>> BEGIN Data in this exercise
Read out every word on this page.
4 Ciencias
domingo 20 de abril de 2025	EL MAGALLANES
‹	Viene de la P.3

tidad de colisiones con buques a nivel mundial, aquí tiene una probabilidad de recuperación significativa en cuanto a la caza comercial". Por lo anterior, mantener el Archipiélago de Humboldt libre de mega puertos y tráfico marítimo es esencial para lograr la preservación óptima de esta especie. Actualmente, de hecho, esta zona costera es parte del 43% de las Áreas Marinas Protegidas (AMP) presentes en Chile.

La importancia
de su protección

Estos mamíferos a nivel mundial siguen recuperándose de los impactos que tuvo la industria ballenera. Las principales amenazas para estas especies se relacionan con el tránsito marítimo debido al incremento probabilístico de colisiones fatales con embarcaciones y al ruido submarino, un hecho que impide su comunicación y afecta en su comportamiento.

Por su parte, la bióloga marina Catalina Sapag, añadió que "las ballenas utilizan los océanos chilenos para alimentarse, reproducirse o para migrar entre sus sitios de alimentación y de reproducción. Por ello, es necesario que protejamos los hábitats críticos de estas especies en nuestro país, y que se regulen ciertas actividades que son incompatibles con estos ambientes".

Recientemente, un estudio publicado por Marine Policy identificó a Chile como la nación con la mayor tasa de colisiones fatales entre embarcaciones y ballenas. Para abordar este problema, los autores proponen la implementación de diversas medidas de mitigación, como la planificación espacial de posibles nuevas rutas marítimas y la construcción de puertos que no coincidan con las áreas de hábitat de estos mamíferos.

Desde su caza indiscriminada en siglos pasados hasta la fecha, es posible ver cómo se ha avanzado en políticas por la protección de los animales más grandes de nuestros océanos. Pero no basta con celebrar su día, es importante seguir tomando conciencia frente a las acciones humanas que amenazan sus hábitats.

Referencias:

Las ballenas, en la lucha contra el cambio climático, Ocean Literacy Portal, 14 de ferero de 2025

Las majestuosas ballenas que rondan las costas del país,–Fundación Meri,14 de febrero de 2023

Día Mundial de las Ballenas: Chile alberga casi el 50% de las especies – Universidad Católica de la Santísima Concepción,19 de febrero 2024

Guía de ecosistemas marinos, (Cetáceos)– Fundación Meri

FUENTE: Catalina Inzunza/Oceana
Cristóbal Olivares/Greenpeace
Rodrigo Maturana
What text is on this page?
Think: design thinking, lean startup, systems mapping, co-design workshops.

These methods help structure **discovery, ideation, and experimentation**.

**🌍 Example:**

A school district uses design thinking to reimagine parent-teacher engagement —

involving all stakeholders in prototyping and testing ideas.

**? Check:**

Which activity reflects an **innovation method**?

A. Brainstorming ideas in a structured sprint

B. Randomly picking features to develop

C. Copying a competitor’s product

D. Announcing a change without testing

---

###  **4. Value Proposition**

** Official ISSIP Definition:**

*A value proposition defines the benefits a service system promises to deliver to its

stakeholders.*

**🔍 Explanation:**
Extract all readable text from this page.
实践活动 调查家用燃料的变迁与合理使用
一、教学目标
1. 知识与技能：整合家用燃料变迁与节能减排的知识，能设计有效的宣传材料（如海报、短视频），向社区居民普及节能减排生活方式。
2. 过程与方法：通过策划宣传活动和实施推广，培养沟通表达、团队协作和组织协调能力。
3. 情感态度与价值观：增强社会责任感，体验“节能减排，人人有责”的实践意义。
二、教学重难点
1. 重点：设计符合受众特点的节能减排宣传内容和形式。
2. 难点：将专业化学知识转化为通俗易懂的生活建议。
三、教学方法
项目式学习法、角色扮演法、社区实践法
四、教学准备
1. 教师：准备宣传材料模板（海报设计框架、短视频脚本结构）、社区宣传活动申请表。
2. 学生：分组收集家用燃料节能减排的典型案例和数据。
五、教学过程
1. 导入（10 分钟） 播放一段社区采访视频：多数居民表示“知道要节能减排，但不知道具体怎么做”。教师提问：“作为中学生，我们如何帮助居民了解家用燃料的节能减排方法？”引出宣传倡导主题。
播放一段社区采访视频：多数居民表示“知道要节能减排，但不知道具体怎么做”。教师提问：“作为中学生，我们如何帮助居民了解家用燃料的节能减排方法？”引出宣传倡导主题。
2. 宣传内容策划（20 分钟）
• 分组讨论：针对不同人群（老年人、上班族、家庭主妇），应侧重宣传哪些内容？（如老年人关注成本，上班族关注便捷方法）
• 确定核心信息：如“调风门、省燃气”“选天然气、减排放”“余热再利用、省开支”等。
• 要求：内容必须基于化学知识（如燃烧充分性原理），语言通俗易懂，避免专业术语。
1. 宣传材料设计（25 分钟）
>> END Data in this exercise
All of the entries above should be written out again exactly.

Read out every word on this page.
4 Ciencias
domingo 20 de abril de 2025	EL MAGALLANES
‹	Viene de la P.3

tidad de colisiones con buques a nivel mundial, aquí tiene una probabilidad de recuperación significativa en cuanto a la caza comercial". Por lo anterior, mantener el Archipiélago de Humboldt libre de mega puertos y tráfico marítimo es esencial para lograr la preservación óptima de esta especie. Actualmente, de hecho, esta zona costera es parte del 43% de las Áreas Marinas Protegidas (AMP) presentes en Chile.

La importancia
de su protección

Estos mamíferos a nivel mundial siguen recuperándose de los impactos que tuvo la industria ballenera. Las principales amenazas para estas especies se relacionan con el tránsito marítimo debido al incremento probabilístico de colisiones fatales con embarcaciones y al ruido submarino, un hecho que impide su comunicación y afecta en su comportamiento.

Por su parte, la bióloga marina Catalina Sapag, añadió que "las ballenas utilizan los océanos chilenos para alimentarse, reproducirse o para migrar entre sus sitios de alimentación y de reproducción. Por ello, es necesario que protejamos los hábitats críticos de estas especies en nuestro país, y que se regulen ciertas actividades que son incompatibles con estos ambientes".

Recientemente, un estudio publicado por Marine Policy identificó a Chile como la nación con la mayor tasa de colisiones fatales entre embarcaciones y ballenas. Para abordar este problema, los autores proponen la implementación de diversas medidas de mitigación, como la planificación espacial de posibles nuevas rutas marítimas y la construcción de puertos que no coincidan con las áreas de hábitat de estos mamíferos.

Desde su caza indiscriminada en siglos pasados hasta la fecha, es posible ver cómo se ha avanzado en políticas por la protección de los animales más grandes de nuestros océanos. Pero no basta con celebrar su día, es importante seguir tomando conciencia frente a las acciones humanas que amenazan sus hábitats.

Referencias:

Las ballenas, en la lucha contra el cambio climático, Ocean Literacy Portal, 14 de ferero de 2025

Las majestuosas ballenas que rondan las costas del país,–Fundación Meri,14 de febrero de 2023

Día Mundial de las Ballenas: Chile alberga casi el 50% de las especies – Universidad Católica de la Santísima Concepción,19 de febrero 2024

Guía de ecosistemas marinos, (Cetáceos)– Fundación Meri

FUENTE: Catalina Inzunza/Oceana
Cristóbal Olivares/Greenpeace
Rodrigo Maturana
What text is on this page?
Think: design thinking, lean startup, systems mapping, co-design workshops.

These methods help structure **discovery, ideation, and experimentation**.

**🌍 Example:**

A school district uses design thinking to reimagine parent-teacher engagement —

involving all stakeholders in prototyping and testing ideas.

**? Check:**

Which activity reflects an **innovation method**?

A. Brainstorming ideas in a structured sprint

B. Randomly picking features to develop

C. Copying a competitor’s product

D. Announcing a change without testing

---

###  **4. Value Proposition**

** Official ISSIP Definition:**

*A value proposition defines the benefits a service system promises to deliver to its

stakeholders.*

**🔍 Explanation:**
Extract all readable text from this page.
实践活动 调查家用燃料的变迁与合理使用
一、教学目标
1. 知识与技能：整合家用燃料变迁与节能减排的知识，能设计有效的宣传材料（如海报、短视频），向社区居民普及节能减排生活方式。
2. 过程与方法：通过策划宣传活动和实施推广，培养沟通表达、团队协作和组织协调能力。
3. 情感态度与价值观：增强社会责任感，体验“节能减排，人人有责”的实践意义。
二、教学重难点
1. 重点：设计符合受众特点的节能减排宣传内容和形式。
2. 难点：将专业化学知识转化为通俗易懂的生活建议。
三、教学方法
项目式学习法、角色扮演法、社区实践法
四、教学准备
1. 教师：准备宣传材料模板（海报设计框架、短视频脚本结构）、社区宣传活动申请表。
2. 学生：分组收集家用燃料节能减排的典型案例和数据。
五、教学过程
1. 导入（10 分钟） 播放一段社区采访视频：多数居民表示“知道要节能减排，但不知道具体怎么做”。教师提问：“作为中学生，我们如何帮助居民了解家用燃料的节能减排方法？”引出宣传倡导主题。
播放一段社区采访视频：多数居民表示“知道要节能减排，但不知道具体怎么做”。教师提问：“作为中学生，我们如何帮助居民了解家用燃料的节能减排方法？”引出宣传倡导主题。
2. 宣传内容策划（20 分钟）
• 分组讨论：针对不同人群（老年人、上班族、家庭主妇），应侧重宣传哪些内容？（如老年人关注成本，上班族关注便捷方法）
• 确定核心信息：如“调风门、省燃气”“选天然气、减排放”“余热再利用、省开支”等。
• 要求：内容必须基于化学知识（如燃烧充分性原理），语言通俗易懂，避免专业术语。
1. 宣传材料设计（25 分钟）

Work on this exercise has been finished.